* Your task
Gather the lines below that include the string "JSON", copying each in full.

* Source data
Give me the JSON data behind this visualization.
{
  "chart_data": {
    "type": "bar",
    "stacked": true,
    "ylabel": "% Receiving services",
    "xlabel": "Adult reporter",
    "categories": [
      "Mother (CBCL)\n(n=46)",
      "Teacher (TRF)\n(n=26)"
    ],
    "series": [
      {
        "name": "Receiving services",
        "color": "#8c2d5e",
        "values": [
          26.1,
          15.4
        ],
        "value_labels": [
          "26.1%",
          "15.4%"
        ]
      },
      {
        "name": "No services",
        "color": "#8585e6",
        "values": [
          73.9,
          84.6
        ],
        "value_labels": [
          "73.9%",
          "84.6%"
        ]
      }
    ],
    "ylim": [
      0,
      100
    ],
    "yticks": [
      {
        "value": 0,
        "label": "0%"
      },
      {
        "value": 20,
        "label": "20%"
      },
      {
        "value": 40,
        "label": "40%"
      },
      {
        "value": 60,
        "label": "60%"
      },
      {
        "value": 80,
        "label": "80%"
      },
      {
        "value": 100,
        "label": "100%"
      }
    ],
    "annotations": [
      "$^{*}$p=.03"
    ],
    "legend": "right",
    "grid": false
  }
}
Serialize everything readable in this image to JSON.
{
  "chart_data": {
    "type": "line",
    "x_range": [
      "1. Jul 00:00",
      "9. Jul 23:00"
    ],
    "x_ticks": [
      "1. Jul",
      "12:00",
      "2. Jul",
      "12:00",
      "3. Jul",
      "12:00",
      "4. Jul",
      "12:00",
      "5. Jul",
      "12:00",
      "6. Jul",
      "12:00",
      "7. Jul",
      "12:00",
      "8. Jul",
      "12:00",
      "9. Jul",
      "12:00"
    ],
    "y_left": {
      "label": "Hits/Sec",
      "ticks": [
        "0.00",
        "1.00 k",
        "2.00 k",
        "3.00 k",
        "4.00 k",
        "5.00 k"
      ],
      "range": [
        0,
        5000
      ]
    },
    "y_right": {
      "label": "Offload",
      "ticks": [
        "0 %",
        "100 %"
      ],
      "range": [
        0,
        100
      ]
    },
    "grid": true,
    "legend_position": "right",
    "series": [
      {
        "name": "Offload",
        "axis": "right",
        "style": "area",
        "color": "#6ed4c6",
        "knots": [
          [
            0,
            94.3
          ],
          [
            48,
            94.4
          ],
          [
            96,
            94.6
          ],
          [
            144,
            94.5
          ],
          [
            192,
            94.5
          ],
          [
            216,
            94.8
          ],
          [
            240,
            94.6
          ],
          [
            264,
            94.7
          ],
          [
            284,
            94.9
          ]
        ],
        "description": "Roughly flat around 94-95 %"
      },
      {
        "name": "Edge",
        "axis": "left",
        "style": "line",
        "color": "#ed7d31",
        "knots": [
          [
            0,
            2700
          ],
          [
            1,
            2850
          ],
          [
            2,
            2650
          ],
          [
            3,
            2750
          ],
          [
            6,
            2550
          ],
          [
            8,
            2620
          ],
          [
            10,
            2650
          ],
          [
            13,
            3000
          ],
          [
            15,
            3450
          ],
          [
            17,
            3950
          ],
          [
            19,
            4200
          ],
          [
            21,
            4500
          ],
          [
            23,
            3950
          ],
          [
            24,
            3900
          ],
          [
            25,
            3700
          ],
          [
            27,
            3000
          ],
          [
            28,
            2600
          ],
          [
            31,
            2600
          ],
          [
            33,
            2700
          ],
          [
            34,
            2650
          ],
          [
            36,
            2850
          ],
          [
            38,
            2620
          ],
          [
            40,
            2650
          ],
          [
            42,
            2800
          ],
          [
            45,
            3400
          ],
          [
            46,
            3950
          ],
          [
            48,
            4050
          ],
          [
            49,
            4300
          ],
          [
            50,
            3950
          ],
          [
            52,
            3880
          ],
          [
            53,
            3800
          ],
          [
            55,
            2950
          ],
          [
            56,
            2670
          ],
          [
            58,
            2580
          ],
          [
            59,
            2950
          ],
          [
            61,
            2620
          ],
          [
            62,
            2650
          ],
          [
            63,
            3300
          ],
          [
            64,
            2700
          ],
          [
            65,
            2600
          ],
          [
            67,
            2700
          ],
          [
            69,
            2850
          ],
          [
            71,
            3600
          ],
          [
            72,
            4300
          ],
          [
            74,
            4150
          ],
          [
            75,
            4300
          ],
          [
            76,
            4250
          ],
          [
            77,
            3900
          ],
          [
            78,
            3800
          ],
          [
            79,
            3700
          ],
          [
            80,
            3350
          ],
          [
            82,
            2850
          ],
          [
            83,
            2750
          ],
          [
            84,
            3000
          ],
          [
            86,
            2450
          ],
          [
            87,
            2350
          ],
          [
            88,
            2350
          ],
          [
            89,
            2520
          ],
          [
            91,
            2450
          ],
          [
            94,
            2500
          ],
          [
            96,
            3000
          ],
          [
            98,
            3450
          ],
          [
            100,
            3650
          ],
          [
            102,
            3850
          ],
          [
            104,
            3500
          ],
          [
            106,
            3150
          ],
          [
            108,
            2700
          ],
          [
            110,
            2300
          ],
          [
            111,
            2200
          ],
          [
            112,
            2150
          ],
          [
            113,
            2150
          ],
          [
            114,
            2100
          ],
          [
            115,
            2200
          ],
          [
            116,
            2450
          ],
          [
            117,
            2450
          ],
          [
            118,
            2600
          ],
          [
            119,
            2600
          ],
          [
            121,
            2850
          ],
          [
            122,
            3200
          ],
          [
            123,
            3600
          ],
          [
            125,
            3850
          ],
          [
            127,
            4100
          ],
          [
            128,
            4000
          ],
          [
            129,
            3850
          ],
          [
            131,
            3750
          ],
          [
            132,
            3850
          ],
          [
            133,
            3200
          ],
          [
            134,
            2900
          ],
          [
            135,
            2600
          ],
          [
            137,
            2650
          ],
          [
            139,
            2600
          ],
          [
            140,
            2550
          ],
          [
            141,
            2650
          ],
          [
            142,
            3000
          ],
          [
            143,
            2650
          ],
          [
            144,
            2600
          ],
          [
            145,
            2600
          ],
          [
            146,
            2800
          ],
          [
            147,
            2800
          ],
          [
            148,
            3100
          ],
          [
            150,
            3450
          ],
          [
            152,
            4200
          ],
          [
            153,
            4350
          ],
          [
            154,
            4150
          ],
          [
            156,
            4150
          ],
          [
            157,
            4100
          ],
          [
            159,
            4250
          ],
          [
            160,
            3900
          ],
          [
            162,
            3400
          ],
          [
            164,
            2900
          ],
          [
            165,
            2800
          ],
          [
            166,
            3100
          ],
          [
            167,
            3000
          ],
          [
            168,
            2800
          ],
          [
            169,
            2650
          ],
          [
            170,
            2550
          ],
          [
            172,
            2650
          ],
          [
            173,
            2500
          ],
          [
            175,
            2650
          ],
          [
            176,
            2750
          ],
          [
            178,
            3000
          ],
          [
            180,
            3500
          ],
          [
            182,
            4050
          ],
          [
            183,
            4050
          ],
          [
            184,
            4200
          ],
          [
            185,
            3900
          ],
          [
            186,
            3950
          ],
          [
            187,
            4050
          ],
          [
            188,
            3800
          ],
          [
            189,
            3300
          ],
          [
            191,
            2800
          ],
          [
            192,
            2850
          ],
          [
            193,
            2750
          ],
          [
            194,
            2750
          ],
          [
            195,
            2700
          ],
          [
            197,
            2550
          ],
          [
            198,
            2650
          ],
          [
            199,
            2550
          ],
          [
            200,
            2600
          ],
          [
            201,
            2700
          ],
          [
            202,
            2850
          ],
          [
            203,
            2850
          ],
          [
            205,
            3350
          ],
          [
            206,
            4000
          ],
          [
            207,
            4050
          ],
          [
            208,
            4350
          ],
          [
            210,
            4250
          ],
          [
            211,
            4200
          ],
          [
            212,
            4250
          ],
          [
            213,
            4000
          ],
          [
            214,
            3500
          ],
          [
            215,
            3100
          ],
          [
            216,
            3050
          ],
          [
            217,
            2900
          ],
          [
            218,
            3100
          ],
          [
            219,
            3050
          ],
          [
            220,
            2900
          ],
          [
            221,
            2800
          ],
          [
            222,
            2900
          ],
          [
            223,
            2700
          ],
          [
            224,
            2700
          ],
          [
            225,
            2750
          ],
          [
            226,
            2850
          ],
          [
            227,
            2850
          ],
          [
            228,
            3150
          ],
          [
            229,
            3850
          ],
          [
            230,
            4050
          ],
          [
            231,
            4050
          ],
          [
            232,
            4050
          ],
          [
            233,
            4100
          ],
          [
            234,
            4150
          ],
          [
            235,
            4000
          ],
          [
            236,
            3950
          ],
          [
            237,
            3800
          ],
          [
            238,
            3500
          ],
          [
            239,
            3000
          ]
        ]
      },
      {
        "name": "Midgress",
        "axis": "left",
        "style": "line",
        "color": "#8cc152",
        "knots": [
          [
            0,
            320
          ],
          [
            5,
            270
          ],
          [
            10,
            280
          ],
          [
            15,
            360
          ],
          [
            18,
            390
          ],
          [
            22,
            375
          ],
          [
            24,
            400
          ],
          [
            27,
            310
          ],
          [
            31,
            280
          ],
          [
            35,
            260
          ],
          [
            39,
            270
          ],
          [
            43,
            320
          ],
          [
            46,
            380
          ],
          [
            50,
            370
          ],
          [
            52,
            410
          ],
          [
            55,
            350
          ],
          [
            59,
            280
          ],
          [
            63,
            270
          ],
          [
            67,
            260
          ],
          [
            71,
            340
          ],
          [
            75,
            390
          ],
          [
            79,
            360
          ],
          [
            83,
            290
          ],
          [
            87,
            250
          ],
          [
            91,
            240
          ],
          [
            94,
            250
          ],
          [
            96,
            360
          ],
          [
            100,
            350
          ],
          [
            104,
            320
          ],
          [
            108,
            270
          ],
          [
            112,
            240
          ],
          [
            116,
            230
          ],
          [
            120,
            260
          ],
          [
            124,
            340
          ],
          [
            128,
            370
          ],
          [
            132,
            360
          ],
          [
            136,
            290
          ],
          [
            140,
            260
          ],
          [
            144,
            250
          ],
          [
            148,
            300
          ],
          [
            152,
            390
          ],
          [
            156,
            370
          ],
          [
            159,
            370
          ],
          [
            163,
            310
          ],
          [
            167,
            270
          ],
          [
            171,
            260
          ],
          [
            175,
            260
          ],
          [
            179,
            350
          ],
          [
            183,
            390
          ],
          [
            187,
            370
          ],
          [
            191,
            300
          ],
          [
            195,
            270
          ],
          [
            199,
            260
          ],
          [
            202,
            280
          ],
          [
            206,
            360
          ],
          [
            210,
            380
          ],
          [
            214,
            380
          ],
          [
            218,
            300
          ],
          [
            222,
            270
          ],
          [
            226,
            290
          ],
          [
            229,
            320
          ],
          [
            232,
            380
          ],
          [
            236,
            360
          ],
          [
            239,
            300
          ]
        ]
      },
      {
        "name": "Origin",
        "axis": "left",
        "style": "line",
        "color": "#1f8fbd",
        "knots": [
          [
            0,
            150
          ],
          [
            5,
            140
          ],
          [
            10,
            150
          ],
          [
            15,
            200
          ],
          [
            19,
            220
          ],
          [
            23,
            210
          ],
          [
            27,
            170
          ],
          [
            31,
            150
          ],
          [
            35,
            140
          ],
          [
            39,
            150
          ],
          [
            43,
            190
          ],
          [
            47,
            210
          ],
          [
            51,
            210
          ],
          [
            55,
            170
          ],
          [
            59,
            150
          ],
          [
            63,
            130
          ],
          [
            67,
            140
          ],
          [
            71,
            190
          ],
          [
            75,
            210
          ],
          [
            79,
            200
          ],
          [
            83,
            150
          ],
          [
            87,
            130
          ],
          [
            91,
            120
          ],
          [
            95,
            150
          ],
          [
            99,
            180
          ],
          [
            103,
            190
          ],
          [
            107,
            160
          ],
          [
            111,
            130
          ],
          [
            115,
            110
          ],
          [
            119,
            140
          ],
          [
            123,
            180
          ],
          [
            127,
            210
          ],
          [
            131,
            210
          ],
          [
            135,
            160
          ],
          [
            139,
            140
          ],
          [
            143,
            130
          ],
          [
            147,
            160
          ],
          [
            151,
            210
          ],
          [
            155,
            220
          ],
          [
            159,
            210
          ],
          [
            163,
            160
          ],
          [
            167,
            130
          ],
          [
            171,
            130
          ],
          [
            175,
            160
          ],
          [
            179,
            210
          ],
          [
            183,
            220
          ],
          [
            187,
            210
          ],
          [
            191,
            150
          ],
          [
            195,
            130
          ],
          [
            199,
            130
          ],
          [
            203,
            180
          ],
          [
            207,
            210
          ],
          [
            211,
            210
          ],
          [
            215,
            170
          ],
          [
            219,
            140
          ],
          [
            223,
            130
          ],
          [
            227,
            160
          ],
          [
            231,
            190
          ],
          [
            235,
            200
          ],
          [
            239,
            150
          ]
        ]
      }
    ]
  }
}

* Solution below
Give me the JSON data behind this visualization.
Serialize everything readable in this image to JSON.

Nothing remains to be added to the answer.